> _Recorded data_:

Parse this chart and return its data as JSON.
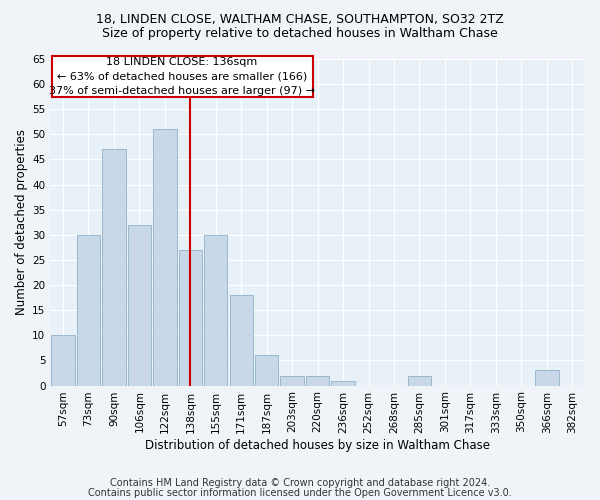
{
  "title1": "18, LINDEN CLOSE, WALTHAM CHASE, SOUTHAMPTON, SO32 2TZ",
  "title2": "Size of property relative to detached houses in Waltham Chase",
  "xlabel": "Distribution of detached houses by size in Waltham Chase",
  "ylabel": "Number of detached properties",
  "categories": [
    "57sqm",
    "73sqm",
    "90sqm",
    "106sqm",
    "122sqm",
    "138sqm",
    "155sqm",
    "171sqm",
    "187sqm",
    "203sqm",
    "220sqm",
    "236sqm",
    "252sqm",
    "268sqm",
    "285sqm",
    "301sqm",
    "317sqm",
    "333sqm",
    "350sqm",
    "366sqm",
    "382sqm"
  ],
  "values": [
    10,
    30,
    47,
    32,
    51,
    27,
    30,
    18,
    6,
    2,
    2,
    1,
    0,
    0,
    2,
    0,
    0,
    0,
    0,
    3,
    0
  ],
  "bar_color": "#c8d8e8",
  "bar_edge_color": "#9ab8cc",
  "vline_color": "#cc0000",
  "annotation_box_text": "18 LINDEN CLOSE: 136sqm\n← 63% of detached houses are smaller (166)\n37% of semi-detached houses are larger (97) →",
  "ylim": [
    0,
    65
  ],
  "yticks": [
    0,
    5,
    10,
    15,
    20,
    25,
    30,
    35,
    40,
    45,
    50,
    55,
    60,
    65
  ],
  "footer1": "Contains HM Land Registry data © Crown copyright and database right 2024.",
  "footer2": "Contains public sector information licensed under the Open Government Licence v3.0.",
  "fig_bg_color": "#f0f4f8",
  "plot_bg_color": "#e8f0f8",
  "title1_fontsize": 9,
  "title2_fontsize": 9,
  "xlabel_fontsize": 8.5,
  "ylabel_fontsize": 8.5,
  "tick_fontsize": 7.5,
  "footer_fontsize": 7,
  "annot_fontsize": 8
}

==

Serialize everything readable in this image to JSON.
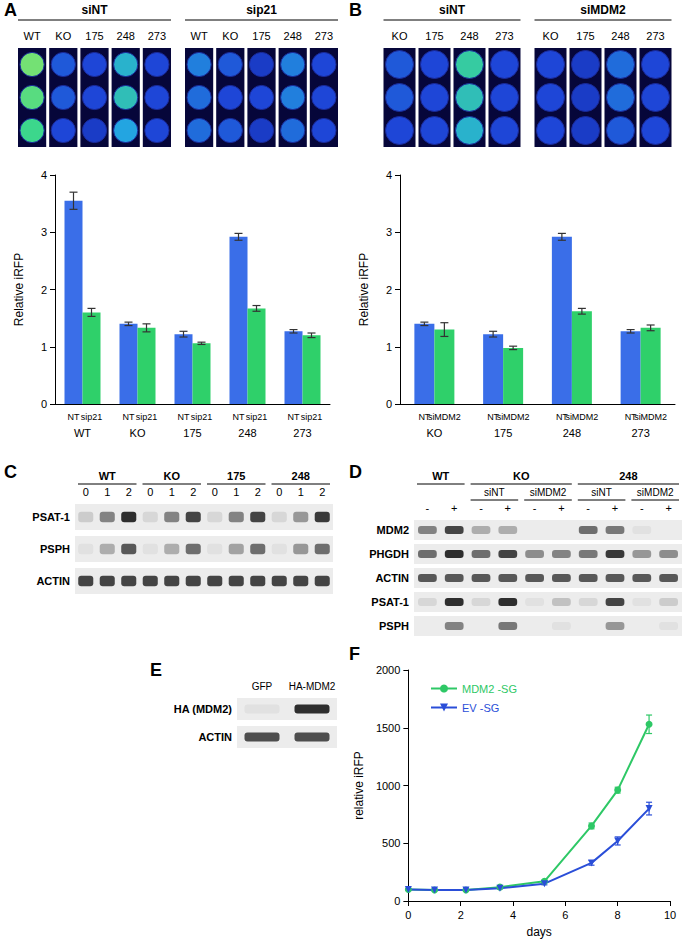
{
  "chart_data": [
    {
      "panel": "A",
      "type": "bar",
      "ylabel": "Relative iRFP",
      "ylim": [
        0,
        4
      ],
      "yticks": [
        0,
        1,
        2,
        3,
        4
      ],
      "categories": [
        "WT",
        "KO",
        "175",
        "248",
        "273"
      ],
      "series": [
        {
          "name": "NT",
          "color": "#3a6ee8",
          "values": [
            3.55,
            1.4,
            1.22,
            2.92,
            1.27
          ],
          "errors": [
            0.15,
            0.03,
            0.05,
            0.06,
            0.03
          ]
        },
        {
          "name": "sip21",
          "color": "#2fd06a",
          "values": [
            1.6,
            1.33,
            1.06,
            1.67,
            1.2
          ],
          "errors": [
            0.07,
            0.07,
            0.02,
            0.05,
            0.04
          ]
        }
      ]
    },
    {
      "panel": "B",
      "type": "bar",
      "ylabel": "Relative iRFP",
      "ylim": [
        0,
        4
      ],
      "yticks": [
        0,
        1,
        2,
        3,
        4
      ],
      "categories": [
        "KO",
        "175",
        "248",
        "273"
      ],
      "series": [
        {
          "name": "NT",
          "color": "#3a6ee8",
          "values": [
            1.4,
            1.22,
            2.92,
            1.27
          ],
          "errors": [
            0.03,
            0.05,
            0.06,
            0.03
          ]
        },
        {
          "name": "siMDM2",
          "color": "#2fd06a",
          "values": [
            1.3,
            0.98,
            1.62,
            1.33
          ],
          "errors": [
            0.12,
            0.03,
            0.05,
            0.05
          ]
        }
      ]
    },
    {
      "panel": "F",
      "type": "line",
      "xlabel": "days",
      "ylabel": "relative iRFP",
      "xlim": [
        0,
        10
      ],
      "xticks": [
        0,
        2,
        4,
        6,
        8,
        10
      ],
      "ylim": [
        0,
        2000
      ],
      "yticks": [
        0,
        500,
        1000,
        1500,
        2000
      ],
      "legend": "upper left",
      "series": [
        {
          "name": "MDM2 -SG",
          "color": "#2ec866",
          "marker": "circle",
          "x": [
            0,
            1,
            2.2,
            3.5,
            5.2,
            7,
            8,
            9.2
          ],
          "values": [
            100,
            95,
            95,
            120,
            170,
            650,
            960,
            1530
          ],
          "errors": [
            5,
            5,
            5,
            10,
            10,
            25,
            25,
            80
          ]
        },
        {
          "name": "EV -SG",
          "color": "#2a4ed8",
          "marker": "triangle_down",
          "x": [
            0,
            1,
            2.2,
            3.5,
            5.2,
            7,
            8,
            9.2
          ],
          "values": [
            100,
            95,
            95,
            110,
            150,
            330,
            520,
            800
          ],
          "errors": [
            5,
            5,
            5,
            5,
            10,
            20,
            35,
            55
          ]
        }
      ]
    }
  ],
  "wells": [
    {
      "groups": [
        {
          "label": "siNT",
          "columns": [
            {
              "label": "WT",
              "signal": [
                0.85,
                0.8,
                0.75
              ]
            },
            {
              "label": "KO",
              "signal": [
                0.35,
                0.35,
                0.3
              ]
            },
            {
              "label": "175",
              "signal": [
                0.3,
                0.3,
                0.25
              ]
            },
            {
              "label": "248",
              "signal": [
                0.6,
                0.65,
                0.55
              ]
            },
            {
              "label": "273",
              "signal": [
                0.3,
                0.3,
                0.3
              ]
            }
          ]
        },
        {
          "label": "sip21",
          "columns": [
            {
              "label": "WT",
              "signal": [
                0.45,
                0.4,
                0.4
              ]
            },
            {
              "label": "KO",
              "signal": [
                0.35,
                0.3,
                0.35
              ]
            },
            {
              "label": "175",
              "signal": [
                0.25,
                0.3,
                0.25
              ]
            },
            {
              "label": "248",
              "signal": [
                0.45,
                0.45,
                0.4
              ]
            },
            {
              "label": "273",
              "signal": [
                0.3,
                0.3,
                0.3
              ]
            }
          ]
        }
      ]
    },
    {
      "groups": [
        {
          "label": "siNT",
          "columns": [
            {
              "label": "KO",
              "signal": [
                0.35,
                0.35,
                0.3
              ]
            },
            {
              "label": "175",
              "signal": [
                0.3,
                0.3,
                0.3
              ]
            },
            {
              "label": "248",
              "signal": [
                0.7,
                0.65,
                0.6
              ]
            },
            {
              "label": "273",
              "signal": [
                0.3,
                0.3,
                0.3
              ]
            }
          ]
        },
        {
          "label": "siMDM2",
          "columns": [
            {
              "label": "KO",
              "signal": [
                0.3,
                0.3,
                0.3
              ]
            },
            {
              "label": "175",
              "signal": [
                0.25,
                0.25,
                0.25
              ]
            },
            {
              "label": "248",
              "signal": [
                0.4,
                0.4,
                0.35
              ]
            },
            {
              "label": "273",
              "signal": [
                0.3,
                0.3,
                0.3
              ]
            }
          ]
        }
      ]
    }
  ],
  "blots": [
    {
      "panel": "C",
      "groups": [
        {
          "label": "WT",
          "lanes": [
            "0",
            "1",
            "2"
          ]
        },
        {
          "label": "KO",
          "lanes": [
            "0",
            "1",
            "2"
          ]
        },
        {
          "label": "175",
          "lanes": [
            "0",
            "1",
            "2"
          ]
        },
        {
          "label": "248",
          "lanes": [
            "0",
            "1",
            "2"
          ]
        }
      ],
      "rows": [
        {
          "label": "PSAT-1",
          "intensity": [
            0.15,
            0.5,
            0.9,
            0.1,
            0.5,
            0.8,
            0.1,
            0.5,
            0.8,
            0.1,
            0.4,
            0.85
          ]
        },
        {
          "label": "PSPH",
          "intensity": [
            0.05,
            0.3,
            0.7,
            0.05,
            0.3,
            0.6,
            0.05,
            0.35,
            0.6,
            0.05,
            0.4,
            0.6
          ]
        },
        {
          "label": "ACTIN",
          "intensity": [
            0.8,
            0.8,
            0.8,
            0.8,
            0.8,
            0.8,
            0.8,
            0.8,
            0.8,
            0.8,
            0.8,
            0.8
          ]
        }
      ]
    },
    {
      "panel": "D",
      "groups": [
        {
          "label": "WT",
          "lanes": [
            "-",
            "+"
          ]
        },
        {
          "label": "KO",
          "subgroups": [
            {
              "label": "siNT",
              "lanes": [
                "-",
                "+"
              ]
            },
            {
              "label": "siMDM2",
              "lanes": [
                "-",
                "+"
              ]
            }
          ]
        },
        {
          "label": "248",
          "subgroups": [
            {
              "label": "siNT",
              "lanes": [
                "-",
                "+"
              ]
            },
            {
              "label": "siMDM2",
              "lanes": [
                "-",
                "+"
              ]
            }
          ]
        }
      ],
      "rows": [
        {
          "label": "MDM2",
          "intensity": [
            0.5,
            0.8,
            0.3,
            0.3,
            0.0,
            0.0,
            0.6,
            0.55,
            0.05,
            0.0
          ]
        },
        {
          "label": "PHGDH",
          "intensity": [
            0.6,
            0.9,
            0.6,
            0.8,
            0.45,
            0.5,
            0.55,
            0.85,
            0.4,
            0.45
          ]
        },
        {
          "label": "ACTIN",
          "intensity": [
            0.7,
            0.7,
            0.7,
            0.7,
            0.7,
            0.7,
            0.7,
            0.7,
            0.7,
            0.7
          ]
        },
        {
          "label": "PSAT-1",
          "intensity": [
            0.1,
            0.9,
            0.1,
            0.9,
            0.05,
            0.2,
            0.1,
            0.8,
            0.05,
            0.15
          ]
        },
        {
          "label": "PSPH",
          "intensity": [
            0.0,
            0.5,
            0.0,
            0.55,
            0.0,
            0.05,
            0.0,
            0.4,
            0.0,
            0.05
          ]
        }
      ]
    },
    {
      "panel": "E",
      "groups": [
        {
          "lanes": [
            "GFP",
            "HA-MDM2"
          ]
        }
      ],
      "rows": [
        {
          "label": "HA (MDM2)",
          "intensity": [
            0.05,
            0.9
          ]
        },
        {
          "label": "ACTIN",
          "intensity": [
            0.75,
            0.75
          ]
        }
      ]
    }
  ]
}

> _Work to do_:
Which lines include "detached"? Copy each of them out.

> _Solution_:
  "title2": "Size of property relative to detached houses in Waltham Chase",
  "xlabel": "Distribution of detached houses by size in Waltham Chase",
  "ylabel": "Number of detached properties",
  "annotation_box_text": "18 LINDEN CLOSE: 136sqm\n← 63% of detached houses are smaller (166)\n37% of semi-detached houses are larger (97) →",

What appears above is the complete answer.